PROBLEM TO SOLVE: Repeat the listing in full, preserving every character.

== SUPPLIED ENTRIES

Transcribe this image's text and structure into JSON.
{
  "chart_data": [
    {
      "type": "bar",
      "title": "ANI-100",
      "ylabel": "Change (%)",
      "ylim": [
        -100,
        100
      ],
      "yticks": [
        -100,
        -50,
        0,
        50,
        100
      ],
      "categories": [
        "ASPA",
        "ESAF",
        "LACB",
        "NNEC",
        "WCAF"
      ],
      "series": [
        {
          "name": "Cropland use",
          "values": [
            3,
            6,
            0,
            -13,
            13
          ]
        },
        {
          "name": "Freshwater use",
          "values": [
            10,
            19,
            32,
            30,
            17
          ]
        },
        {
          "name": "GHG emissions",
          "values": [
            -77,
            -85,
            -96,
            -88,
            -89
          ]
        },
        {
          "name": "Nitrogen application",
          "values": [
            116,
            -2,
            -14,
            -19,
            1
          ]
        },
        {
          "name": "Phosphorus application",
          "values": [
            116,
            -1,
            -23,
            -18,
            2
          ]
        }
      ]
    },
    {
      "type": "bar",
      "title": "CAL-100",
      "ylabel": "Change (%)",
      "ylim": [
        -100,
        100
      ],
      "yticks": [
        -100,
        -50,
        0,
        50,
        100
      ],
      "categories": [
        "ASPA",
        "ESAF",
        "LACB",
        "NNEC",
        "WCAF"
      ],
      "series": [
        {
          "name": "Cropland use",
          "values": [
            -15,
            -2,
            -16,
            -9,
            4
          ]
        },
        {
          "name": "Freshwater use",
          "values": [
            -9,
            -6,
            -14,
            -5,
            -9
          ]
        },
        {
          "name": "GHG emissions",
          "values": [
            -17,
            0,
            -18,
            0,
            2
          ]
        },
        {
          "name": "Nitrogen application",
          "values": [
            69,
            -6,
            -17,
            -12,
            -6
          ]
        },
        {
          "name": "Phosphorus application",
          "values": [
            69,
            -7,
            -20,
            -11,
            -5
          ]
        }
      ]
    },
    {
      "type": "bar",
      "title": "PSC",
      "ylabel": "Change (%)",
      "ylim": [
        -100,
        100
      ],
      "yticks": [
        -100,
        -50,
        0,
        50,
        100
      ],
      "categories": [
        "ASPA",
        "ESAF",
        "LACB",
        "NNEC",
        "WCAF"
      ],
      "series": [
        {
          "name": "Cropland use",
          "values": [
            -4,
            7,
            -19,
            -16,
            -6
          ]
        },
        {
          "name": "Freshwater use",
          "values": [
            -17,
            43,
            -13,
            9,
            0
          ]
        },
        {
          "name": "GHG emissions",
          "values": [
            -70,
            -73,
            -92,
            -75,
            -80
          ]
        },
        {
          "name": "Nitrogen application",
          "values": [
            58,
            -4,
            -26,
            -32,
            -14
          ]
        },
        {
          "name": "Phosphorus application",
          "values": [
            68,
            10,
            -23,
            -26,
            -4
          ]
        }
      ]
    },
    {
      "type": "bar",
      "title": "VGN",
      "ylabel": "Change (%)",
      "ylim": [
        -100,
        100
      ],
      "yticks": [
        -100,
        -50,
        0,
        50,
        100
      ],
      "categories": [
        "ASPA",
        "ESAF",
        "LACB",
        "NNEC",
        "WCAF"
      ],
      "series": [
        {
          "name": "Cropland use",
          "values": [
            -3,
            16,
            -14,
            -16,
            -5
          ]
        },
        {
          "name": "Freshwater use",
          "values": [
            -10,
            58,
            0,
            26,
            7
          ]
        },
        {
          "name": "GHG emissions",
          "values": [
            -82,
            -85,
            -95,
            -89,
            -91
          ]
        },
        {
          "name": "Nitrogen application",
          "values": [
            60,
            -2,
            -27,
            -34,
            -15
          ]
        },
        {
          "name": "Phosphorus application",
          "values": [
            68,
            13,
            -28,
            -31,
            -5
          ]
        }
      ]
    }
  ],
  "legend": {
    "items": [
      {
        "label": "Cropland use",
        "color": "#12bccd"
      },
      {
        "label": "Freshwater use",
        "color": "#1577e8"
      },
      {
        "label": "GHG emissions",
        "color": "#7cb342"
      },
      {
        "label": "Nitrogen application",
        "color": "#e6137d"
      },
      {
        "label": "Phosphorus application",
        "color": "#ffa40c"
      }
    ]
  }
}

====

RESULT OF THIS TASK:
Transcribe this image's text and structure into JSON.
{
  "chart_data": [
    {
      "type": "bar",
      "title": "ANI-100",
      "ylabel": "Change (%)",
      "ylim": [
        -100,
        100
      ],
      "yticks": [
        -100,
        -50,
        0,
        50,
        100
      ],
      "categories": [
        "ASPA",
        "ESAF",
        "LACB",
        "NNEC",
        "WCAF"
      ],
      "series": [
        {
          "name": "Cropland use",
          "values": [
            3,
            6,
            0,
            -13,
            13
          ]
        },
        {
          "name": "Freshwater use",
          "values": [
            10,
            19,
            32,
            30,
            17
          ]
        },
        {
          "name": "GHG emissions",
          "values": [
            -77,
            -85,
            -96,
            -88,
            -89
          ]
        },
        {
          "name": "Nitrogen application",
          "values": [
            116,
            -2,
            -14,
            -19,
            1
          ]
        },
        {
          "name": "Phosphorus application",
          "values": [
            116,
            -1,
            -23,
            -18,
            2
          ]
        }
      ]
    },
    {
      "type": "bar",
      "title": "CAL-100",
      "ylabel": "Change (%)",
      "ylim": [
        -100,
        100
      ],
      "yticks": [
        -100,
        -50,
        0,
        50,
        100
      ],
      "categories": [
        "ASPA",
        "ESAF",
        "LACB",
        "NNEC",
        "WCAF"
      ],
      "series": [
        {
          "name": "Cropland use",
          "values": [
            -15,
            -2,
            -16,
            -9,
            4
          ]
        },
        {
          "name": "Freshwater use",
          "values": [
            -9,
            -6,
            -14,
            -5,
            -9
          ]
        },
        {
          "name": "GHG emissions",
          "values": [
            -17,
            0,
            -18,
            0,
            2
          ]
        },
        {
          "name": "Nitrogen application",
          "values": [
            69,
            -6,
            -17,
            -12,
            -6
          ]
        },
        {
          "name": "Phosphorus application",
          "values": [
            69,
            -7,
            -20,
            -11,
            -5
          ]
        }
      ]
    },
    {
      "type": "bar",
      "title": "PSC",
      "ylabel": "Change (%)",
      "ylim": [
        -100,
        100
      ],
      "yticks": [
        -100,
        -50,
        0,
        50,
        100
      ],
      "categories": [
        "ASPA",
        "ESAF",
        "LACB",
        "NNEC",
        "WCAF"
      ],
      "series": [
        {
          "name": "Cropland use",
          "values": [
            -4,
            7,
            -19,
            -16,
            -6
          ]
        },
        {
          "name": "Freshwater use",
          "values": [
            -17,
            43,
            -13,
            9,
            0
          ]
        },
        {
          "name": "GHG emissions",
          "values": [
            -70,
            -73,
            -92,
            -75,
            -80
          ]
        },
        {
          "name": "Nitrogen application",
          "values": [
            58,
            -4,
            -26,
            -32,
            -14
          ]
        },
        {
          "name": "Phosphorus application",
          "values": [
            68,
            10,
            -23,
            -26,
            -4
          ]
        }
      ]
    },
    {
      "type": "bar",
      "title": "VGN",
      "ylabel": "Change (%)",
      "ylim": [
        -100,
        100
      ],
      "yticks": [
        -100,
        -50,
        0,
        50,
        100
      ],
      "categories": [
        "ASPA",
        "ESAF",
        "LACB",
        "NNEC",
        "WCAF"
      ],
      "series": [
        {
          "name": "Cropland use",
          "values": [
            -3,
            16,
            -14,
            -16,
            -5
          ]
        },
        {
          "name": "Freshwater use",
          "values": [
            -10,
            58,
            0,
            26,
            7
          ]
        },
        {
          "name": "GHG emissions",
          "values": [
            -82,
            -85,
            -95,
            -89,
            -91
          ]
        },
        {
          "name": "Nitrogen application",
          "values": [
            60,
            -2,
            -27,
            -34,
            -15
          ]
        },
        {
          "name": "Phosphorus application",
          "values": [
            68,
            13,
            -28,
            -31,
            -5
          ]
        }
      ]
    }
  ],
  "legend": {
    "items": [
      {
        "label": "Cropland use",
        "color": "#12bccd"
      },
      {
        "label": "Freshwater use",
        "color": "#1577e8"
      },
      {
        "label": "GHG emissions",
        "color": "#7cb342"
      },
      {
        "label": "Nitrogen application",
        "color": "#e6137d"
      },
      {
        "label": "Phosphorus application",
        "color": "#ffa40c"
      }
    ]
  }
}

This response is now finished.